Input for this task:
[start]
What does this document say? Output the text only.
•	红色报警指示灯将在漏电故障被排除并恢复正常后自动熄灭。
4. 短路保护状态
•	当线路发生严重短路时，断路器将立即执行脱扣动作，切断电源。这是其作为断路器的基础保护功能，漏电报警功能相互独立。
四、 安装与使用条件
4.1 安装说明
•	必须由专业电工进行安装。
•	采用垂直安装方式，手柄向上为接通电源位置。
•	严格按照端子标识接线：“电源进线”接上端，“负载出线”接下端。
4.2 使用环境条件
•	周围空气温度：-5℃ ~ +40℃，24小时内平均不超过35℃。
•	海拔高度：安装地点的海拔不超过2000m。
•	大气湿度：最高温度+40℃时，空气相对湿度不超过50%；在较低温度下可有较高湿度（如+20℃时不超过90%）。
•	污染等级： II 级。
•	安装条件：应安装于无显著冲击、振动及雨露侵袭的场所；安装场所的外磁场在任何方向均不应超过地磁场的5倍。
[end]
Task directions: Copy out each line exactly.

Result for this task:
What does this document say? Output the text only.
•	红色报警指示灯将在漏电故障被排除并恢复正常后自动熄灭。
4. 短路保护状态
•	当线路发生严重短路时，断路器将立即执行脱扣动作，切断电源。这是其作为断路器的基础保护功能，漏电报警功能相互独立。
四、 安装与使用条件
4.1 安装说明
•	必须由专业电工进行安装。
•	采用垂直安装方式，手柄向上为接通电源位置。
•	严格按照端子标识接线：“电源进线”接上端，“负载出线”接下端。
4.2 使用环境条件
•	周围空气温度：-5℃ ~ +40℃，24小时内平均不超过35℃。
•	海拔高度：安装地点的海拔不超过2000m。
•	大气湿度：最高温度+40℃时，空气相对湿度不超过50%；在较低温度下可有较高湿度（如+20℃时不超过90%）。
•	污染等级： II 级。
•	安装条件：应安装于无显著冲击、振动及雨露侵袭的场所；安装场所的外磁场在任何方向均不应超过地磁场的5倍。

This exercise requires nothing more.